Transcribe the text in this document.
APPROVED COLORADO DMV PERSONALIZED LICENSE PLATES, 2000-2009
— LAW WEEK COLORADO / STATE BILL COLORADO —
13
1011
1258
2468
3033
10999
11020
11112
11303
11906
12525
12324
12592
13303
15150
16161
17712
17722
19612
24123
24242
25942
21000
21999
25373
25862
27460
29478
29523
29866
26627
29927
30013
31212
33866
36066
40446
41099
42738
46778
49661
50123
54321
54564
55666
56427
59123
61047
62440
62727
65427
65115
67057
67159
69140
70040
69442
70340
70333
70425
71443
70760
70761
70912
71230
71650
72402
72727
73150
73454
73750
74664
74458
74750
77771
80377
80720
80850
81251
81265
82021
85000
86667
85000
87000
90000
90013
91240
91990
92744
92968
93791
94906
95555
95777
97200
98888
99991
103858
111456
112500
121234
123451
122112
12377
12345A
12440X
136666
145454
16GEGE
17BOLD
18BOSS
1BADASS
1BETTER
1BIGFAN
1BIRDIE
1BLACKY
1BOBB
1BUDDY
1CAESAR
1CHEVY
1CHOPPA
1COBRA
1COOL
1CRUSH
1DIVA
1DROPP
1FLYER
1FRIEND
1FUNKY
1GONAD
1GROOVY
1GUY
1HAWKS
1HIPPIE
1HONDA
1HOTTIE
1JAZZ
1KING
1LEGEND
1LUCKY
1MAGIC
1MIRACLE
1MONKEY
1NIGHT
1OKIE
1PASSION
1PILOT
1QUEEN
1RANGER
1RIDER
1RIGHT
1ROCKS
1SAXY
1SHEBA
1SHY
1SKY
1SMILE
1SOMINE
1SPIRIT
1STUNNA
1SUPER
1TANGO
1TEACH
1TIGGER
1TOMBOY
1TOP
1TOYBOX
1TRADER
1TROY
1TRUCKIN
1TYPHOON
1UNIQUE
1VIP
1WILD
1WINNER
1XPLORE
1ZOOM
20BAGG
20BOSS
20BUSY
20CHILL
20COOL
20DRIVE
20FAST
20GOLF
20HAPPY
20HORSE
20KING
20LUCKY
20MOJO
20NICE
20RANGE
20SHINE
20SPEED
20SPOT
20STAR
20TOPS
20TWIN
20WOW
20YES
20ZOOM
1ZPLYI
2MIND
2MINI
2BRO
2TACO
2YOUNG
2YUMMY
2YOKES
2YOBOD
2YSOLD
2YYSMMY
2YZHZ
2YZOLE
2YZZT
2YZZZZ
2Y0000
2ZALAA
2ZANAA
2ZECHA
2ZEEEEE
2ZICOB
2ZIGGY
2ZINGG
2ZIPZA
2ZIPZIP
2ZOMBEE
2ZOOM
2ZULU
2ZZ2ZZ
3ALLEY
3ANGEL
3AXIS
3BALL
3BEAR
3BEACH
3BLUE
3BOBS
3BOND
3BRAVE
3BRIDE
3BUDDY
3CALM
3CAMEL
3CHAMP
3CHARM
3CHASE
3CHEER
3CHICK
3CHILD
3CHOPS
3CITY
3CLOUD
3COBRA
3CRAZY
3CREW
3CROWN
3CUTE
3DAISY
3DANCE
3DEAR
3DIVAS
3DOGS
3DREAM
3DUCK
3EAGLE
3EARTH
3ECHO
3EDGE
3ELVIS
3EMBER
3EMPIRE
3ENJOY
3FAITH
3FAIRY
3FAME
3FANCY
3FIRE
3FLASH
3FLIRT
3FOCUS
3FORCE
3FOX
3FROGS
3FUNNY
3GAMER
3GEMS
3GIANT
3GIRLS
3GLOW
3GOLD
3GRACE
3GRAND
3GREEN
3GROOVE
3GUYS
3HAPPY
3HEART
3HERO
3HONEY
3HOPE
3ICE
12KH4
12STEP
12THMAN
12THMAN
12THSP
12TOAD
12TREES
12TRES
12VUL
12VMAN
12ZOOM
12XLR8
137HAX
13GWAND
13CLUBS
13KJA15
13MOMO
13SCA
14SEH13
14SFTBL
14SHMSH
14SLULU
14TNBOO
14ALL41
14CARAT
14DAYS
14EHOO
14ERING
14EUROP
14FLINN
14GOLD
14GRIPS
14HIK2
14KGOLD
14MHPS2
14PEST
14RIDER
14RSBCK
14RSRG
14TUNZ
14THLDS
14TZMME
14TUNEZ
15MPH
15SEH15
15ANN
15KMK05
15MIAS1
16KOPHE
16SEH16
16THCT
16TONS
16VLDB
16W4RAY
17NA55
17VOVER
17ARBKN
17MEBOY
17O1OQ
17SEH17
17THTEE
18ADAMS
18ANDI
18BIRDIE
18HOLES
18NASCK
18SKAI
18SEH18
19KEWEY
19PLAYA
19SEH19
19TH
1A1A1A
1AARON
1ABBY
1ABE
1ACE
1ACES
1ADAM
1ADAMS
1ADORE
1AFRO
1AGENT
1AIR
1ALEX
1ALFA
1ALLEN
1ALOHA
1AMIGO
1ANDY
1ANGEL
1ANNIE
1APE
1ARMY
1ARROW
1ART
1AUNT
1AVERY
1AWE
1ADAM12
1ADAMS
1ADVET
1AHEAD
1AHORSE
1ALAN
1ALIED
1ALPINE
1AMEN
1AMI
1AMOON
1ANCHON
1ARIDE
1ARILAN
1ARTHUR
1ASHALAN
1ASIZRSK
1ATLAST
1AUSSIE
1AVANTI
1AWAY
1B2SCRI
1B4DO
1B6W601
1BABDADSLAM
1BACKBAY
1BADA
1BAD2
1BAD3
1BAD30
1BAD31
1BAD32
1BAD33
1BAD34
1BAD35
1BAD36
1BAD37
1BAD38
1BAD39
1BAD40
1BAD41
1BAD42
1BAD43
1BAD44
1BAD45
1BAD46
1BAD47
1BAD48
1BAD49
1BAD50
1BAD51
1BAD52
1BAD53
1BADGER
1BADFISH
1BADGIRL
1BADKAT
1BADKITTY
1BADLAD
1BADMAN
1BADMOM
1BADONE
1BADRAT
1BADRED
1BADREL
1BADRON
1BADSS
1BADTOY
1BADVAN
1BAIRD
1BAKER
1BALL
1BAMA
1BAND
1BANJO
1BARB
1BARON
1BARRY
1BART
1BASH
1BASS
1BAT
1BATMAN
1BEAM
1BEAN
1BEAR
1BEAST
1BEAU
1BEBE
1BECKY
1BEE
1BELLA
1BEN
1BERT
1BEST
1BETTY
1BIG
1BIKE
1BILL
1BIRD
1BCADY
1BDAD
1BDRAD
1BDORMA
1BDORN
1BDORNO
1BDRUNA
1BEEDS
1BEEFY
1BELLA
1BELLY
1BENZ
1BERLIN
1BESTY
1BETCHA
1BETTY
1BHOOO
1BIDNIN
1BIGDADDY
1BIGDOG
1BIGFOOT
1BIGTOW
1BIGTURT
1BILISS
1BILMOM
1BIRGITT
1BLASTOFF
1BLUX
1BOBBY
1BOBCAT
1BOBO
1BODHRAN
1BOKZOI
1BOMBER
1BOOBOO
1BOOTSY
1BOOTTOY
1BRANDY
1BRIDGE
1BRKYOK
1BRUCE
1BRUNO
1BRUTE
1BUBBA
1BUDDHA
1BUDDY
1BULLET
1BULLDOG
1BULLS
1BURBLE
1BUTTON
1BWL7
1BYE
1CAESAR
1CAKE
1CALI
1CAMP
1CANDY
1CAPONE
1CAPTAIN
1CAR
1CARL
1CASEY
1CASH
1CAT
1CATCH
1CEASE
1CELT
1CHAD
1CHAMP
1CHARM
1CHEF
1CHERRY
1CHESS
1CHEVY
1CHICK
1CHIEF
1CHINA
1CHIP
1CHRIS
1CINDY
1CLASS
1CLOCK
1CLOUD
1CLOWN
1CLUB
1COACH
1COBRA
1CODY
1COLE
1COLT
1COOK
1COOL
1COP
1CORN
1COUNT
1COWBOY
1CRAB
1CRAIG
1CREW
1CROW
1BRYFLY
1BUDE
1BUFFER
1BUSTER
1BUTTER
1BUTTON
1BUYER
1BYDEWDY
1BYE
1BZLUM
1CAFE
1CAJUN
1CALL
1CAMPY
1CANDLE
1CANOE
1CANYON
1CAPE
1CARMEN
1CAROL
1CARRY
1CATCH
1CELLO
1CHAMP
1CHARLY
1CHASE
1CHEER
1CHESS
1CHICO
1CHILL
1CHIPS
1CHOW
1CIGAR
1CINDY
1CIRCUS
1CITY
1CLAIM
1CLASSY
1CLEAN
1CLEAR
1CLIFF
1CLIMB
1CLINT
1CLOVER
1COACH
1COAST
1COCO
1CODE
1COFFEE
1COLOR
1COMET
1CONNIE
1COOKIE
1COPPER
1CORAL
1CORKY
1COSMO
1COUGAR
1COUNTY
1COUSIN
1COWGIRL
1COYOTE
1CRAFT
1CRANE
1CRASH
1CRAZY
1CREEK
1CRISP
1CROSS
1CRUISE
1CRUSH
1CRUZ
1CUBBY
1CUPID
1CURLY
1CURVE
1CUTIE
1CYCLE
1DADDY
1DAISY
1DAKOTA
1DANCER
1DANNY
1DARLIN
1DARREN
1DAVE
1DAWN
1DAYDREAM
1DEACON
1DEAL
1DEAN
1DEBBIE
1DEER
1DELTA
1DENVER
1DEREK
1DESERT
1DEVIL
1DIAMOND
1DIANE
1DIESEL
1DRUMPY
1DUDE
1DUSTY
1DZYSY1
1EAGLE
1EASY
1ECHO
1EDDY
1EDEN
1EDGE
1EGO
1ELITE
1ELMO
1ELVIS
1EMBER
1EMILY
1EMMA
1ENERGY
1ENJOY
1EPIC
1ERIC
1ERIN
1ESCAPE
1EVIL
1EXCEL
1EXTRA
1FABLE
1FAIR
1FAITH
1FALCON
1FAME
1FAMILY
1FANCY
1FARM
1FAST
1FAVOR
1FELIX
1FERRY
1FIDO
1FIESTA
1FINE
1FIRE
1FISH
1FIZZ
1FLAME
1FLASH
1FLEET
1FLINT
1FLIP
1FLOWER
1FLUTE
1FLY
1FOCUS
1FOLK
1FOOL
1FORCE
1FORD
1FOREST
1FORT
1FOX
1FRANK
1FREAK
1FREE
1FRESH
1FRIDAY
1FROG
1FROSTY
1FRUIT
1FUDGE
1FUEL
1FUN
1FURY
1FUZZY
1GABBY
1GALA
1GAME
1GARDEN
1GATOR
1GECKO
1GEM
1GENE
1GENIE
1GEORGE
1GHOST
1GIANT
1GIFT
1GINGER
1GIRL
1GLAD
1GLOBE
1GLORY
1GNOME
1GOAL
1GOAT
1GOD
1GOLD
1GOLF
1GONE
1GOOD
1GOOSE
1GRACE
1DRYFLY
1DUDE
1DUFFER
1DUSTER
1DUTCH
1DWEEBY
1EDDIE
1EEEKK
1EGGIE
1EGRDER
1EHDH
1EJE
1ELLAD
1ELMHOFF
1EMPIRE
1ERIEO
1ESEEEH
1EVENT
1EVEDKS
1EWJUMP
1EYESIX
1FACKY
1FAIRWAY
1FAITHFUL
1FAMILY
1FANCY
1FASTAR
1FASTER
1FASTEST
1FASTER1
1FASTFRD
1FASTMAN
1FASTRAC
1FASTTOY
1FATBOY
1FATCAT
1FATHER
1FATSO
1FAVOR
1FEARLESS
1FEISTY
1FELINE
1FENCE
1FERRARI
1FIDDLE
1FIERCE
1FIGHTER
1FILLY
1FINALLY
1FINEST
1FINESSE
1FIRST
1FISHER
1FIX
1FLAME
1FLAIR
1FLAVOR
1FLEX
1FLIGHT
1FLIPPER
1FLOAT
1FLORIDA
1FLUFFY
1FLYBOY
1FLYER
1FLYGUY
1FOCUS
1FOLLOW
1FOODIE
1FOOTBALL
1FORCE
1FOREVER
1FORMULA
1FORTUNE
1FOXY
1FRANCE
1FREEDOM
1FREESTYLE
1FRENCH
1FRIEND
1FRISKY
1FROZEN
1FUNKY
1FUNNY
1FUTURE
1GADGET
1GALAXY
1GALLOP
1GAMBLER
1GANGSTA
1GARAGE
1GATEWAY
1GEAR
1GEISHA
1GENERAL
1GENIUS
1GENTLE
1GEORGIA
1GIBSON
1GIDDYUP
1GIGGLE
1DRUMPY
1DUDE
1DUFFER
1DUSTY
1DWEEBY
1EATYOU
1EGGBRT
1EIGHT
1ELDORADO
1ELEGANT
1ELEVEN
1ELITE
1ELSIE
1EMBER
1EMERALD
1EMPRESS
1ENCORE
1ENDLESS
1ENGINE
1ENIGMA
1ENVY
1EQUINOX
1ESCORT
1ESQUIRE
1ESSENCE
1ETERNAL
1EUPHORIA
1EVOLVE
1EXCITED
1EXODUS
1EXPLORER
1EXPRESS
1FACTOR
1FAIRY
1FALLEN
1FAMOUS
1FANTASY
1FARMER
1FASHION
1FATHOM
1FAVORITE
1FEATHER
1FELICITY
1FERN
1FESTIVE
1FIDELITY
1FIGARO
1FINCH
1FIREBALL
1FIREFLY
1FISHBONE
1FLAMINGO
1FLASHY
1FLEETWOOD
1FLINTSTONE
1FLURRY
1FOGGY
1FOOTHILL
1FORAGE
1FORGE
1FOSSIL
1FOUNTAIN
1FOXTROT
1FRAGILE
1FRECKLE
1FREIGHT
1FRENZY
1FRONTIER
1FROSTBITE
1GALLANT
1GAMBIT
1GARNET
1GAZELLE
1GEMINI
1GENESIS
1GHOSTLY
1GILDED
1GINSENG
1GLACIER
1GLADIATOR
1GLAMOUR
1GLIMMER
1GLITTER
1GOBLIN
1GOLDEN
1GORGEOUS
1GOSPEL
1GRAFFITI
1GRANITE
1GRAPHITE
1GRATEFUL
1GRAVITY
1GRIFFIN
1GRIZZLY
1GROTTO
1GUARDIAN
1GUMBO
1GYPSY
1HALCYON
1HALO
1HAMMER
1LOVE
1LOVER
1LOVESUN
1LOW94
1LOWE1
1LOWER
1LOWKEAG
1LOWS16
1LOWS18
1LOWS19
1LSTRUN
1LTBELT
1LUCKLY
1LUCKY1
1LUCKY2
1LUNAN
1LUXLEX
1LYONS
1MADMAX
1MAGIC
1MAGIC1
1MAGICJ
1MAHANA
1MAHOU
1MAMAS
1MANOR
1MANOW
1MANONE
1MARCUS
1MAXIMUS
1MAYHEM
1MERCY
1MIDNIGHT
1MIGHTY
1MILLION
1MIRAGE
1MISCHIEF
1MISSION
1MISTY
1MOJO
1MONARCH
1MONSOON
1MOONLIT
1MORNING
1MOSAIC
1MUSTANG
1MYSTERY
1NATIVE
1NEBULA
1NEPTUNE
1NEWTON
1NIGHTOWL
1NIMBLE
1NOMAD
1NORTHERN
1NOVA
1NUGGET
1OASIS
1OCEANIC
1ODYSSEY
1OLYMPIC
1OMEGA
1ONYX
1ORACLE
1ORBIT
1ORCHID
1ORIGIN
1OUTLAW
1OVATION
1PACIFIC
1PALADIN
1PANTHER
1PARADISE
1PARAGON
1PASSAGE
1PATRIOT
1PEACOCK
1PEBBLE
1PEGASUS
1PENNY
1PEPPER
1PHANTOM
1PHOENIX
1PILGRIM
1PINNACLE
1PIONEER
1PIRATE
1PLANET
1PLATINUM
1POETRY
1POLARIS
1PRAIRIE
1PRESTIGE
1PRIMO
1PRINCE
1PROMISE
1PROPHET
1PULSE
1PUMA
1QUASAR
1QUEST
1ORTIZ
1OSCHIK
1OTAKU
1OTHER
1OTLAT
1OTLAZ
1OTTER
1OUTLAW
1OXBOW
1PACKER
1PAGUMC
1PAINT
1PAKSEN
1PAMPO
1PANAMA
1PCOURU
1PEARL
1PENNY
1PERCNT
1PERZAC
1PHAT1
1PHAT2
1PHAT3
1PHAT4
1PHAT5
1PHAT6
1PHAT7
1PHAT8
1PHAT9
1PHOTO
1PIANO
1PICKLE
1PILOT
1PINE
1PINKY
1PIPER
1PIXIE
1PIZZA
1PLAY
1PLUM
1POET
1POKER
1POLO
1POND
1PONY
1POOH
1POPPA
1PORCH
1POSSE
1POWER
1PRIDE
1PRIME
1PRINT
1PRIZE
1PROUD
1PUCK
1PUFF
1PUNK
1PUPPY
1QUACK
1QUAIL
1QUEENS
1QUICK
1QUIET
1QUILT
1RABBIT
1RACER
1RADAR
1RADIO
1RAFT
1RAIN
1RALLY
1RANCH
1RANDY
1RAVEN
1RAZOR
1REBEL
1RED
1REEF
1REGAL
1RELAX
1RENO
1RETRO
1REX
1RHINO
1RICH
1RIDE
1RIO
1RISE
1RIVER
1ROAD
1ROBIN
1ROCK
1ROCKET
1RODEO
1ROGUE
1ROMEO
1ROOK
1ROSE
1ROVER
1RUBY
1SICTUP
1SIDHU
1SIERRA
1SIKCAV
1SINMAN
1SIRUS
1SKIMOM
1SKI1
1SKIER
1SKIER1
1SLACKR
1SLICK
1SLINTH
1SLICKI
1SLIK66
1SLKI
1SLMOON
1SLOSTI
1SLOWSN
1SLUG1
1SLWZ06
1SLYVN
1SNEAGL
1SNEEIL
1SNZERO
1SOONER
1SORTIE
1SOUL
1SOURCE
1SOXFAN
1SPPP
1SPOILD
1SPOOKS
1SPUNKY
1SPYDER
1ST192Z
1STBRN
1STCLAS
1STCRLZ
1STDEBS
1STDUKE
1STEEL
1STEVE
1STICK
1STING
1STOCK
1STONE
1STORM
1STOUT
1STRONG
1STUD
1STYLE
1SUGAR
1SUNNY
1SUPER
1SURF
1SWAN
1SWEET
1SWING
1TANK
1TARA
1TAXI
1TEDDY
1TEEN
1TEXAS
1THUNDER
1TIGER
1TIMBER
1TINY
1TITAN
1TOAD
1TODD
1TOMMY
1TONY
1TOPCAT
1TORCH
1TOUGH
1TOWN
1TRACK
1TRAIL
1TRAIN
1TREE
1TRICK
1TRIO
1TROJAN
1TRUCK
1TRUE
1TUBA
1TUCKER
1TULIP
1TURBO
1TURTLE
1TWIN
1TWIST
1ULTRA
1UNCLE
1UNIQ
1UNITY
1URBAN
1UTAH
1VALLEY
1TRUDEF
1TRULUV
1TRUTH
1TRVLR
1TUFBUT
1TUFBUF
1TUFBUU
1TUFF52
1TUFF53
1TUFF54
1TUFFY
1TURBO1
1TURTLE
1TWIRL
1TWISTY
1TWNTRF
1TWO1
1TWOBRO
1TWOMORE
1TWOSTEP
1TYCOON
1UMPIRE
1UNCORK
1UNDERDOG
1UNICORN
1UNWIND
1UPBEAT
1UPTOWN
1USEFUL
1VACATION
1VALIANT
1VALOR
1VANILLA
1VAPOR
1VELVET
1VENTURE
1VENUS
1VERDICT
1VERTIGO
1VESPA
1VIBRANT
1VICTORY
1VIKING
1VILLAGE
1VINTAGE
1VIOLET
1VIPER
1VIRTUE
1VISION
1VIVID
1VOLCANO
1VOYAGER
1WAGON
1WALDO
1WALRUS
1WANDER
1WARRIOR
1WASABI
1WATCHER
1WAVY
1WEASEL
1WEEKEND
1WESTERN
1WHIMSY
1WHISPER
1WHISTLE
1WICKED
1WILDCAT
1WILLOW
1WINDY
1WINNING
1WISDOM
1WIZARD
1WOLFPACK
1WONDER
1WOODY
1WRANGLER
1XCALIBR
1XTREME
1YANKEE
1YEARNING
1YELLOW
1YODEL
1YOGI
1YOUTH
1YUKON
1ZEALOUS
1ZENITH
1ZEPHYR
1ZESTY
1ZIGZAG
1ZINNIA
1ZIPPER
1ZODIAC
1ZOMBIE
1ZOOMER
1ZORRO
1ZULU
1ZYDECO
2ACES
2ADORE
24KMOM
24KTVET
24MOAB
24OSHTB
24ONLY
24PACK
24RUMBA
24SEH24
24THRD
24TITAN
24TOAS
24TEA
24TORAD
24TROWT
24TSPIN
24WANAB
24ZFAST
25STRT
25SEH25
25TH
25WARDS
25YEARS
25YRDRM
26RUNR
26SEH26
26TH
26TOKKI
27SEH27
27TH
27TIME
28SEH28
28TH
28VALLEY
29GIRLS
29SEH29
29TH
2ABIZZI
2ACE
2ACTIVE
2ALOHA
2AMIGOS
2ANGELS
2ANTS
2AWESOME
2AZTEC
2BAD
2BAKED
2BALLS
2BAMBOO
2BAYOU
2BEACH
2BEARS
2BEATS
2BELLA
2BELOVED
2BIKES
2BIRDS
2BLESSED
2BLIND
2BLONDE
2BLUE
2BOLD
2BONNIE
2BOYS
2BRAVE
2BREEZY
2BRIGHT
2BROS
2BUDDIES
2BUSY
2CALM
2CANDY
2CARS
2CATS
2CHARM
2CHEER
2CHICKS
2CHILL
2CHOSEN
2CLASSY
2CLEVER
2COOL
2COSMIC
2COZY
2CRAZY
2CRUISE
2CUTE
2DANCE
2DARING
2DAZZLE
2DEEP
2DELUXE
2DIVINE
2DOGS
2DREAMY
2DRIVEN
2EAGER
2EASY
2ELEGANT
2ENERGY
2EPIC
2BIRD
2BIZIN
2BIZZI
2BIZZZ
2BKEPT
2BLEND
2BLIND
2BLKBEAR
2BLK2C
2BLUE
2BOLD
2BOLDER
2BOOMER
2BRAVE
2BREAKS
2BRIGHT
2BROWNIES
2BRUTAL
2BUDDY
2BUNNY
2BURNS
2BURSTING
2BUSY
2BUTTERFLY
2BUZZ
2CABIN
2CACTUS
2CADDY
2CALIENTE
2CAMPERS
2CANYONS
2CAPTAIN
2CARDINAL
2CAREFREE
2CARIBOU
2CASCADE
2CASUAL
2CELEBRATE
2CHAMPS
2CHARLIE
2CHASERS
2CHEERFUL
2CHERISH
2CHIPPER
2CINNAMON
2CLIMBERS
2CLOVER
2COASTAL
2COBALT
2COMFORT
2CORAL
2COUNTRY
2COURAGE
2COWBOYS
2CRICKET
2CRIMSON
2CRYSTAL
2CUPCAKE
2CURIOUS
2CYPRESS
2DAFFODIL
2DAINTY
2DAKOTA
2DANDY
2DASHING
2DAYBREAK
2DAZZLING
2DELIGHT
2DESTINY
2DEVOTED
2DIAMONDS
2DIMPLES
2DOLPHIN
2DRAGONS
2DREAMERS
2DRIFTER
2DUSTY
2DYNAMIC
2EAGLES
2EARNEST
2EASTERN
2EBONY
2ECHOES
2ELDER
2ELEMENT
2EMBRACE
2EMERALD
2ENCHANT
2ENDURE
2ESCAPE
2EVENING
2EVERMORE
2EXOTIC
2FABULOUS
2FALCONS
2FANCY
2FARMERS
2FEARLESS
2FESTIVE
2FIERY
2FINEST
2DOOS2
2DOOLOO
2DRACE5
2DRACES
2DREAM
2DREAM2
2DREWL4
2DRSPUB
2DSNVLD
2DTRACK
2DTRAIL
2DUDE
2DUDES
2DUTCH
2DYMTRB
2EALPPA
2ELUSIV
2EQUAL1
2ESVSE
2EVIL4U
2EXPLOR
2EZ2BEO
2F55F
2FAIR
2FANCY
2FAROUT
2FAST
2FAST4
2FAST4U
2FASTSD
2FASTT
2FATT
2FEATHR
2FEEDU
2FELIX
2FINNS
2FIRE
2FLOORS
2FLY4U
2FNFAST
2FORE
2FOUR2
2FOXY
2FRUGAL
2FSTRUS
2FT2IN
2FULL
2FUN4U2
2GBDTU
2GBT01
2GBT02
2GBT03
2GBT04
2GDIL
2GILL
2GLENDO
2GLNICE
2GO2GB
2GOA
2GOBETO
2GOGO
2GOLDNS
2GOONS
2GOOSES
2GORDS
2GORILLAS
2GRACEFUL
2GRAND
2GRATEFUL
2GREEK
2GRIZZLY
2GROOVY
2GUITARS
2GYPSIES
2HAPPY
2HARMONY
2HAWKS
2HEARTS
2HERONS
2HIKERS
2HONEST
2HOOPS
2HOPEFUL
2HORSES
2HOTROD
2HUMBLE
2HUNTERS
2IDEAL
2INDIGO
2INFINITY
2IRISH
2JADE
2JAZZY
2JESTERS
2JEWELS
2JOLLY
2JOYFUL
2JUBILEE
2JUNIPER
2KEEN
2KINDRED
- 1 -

○ ○ ○ ○ ○

- **What you have to do**: Only lines that hold the string "COLORADO" belong in the answer, so copy every one of them from the records.

- **Solution to the problem**:
APPROVED COLORADO DMV PERSONALIZED LICENSE PLATES, 2000-2009
— LAW WEEK COLORADO / STATE BILL COLORADO —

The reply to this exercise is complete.